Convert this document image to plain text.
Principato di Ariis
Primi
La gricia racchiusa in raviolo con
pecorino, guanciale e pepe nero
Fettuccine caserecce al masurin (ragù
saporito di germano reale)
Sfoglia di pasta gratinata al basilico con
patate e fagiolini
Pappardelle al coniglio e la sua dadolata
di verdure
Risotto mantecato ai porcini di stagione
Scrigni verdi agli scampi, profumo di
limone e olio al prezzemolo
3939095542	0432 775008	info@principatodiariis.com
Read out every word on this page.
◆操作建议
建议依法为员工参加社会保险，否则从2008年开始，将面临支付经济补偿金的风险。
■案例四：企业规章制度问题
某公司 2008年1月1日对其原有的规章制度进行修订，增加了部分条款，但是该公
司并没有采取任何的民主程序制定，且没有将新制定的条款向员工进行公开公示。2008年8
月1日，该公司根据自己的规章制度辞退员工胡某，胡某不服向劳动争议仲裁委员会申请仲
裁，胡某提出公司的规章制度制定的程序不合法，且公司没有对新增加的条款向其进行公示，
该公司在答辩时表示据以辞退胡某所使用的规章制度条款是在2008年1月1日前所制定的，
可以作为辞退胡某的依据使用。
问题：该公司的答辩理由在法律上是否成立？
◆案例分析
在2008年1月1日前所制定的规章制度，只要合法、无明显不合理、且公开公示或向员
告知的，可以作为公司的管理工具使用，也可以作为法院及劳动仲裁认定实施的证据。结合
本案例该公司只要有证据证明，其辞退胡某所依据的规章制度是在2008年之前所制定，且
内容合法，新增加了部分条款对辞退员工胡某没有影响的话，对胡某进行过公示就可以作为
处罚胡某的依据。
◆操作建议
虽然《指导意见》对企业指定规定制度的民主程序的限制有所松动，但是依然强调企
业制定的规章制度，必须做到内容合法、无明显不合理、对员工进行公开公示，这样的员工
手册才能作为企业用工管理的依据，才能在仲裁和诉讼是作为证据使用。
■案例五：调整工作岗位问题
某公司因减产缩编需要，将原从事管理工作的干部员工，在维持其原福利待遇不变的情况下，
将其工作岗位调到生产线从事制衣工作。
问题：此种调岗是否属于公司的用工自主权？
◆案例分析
- - - - -
§ **WORK INSTRUCTIONS**:
Say how many lines hold the word "无明显不合理", giving the number and nothing else.

§ **FULL OUTPUT**:
2